BEGIN LISTING

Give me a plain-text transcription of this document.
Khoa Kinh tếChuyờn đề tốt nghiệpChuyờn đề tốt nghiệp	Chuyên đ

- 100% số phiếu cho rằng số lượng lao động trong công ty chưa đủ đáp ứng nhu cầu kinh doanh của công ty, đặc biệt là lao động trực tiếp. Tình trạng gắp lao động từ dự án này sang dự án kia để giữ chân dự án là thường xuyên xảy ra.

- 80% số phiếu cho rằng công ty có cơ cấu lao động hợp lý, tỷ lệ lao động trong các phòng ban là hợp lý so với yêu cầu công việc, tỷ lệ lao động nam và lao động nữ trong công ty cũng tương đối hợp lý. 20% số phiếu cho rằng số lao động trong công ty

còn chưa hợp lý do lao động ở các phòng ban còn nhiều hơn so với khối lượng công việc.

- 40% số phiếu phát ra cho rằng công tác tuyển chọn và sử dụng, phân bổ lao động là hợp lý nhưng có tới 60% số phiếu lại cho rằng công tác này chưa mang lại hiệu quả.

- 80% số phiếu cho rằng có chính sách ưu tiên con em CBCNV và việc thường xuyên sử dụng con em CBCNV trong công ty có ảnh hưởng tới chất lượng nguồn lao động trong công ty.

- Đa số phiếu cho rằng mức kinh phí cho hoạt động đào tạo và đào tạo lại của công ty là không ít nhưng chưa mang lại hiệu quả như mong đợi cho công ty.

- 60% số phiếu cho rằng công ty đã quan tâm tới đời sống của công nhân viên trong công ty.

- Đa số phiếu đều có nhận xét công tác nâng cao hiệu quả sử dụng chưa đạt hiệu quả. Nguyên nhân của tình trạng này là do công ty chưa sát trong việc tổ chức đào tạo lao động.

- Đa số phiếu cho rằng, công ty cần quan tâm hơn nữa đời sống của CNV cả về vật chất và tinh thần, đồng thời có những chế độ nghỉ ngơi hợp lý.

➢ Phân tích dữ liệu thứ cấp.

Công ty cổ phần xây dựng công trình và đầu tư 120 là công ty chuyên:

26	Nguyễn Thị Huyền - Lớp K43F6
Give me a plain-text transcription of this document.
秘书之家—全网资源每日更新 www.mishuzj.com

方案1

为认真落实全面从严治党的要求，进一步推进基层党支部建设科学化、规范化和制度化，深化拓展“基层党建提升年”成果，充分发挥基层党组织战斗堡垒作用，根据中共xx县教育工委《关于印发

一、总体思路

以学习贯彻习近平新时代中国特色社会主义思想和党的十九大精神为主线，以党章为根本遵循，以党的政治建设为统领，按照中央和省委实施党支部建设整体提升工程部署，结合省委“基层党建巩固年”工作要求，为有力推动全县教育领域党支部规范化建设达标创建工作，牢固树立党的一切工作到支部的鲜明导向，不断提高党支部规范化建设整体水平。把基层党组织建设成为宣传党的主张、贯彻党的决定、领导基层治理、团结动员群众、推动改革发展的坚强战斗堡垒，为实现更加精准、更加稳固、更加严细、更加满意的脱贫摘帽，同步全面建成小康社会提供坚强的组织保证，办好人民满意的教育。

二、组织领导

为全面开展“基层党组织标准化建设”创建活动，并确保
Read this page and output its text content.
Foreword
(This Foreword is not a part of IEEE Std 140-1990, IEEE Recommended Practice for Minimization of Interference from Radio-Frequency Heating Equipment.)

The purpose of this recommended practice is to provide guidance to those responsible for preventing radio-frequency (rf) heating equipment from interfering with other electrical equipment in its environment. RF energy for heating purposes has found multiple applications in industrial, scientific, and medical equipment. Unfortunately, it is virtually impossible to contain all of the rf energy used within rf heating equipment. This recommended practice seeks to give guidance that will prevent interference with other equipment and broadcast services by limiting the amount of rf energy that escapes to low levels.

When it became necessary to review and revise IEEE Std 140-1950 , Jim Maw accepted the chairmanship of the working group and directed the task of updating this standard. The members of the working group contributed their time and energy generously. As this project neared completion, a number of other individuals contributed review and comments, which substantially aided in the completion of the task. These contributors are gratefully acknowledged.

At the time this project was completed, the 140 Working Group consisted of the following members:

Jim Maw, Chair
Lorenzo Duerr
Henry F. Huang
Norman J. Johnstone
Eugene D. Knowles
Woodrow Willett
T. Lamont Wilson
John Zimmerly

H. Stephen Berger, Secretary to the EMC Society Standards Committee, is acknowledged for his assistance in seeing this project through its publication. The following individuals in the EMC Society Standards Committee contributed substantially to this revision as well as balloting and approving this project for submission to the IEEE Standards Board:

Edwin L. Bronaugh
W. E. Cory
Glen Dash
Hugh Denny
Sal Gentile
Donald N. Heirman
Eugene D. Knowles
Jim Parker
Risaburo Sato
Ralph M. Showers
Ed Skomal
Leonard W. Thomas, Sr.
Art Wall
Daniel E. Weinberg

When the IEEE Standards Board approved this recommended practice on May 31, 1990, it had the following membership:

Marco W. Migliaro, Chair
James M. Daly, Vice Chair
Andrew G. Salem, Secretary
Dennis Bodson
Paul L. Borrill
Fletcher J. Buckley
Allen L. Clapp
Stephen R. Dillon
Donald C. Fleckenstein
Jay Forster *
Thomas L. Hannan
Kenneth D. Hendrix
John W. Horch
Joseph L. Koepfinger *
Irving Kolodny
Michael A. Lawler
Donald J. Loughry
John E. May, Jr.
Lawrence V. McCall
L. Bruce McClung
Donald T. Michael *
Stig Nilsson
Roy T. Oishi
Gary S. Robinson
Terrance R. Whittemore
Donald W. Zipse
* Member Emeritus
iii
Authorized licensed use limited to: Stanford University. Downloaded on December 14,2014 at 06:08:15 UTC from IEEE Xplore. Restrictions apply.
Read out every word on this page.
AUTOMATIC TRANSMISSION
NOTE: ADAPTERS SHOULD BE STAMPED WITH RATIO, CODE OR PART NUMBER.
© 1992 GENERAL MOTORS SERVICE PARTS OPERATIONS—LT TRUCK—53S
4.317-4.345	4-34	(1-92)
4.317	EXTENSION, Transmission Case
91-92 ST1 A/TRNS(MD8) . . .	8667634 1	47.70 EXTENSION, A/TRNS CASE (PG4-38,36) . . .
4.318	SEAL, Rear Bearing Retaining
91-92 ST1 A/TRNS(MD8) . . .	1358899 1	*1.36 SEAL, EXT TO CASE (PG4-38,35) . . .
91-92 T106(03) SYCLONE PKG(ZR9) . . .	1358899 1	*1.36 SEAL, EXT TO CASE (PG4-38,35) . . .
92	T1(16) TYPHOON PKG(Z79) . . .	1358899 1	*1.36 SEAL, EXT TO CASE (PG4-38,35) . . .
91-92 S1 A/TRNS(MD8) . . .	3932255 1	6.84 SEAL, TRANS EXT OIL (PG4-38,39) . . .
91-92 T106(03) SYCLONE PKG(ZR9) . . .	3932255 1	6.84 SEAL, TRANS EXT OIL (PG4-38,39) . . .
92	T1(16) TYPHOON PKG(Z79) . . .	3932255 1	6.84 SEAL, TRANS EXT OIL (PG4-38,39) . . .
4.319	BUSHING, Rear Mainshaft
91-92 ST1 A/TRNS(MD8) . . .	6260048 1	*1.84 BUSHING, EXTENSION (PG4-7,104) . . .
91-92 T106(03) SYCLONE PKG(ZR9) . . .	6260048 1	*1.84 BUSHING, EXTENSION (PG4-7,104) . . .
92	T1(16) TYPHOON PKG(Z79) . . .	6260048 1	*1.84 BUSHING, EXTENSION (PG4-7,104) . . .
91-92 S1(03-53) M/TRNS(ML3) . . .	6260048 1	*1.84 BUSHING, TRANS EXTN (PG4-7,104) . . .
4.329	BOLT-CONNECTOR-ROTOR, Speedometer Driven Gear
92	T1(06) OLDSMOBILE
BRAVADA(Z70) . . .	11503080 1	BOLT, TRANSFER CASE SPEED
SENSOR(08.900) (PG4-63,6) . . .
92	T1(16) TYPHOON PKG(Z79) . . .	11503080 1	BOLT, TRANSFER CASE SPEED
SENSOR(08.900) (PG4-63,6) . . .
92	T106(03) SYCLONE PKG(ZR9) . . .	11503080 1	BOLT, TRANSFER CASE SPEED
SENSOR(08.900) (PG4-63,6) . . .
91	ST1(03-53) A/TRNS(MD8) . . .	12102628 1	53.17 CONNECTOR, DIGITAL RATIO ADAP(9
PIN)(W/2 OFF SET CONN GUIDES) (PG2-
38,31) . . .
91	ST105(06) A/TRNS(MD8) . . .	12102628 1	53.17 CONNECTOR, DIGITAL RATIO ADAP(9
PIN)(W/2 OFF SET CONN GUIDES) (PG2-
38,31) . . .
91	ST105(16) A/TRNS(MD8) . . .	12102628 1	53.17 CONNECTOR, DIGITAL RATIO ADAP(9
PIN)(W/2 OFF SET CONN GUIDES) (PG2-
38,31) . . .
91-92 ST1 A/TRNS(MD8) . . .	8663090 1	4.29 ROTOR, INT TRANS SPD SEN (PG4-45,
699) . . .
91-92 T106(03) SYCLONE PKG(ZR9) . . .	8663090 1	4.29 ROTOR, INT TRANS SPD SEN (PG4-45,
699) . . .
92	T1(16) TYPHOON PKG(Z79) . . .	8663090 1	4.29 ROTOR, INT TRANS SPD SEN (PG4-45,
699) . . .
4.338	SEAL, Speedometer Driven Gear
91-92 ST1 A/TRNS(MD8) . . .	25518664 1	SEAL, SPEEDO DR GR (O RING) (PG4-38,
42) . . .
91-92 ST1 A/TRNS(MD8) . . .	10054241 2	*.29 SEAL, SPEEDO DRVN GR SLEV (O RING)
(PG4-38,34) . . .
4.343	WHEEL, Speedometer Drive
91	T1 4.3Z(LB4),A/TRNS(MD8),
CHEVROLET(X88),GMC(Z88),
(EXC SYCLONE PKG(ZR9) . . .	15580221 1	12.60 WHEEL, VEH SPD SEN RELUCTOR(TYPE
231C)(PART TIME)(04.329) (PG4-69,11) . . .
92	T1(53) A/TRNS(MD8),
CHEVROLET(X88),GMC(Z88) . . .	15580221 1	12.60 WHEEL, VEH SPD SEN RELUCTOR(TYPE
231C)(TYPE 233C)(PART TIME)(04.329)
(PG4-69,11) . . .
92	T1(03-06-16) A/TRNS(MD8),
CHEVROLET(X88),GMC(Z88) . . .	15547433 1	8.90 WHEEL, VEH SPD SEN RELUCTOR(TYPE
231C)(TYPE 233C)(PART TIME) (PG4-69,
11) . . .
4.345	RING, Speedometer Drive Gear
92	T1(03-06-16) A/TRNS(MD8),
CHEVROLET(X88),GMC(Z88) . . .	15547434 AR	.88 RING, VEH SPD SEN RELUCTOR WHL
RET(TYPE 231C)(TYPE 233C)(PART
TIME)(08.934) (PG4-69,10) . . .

END LISTING

THE PROBLEM. Choose all lines containing the string "nhưng" and copy them out.

EXERCISE OUTPUT.
- 40% số phiếu phát ra cho rằng công tác tuyển chọn và sử dụng, phân bổ lao động là hợp lý nhưng có tới 60% số phiếu lại cho rằng công tác này chưa mang lại hiệu quả.
- Đa số phiếu cho rằng mức kinh phí cho hoạt động đào tạo và đào tạo lại của công ty là không ít nhưng chưa mang lại hiệu quả như mong đợi cho công ty.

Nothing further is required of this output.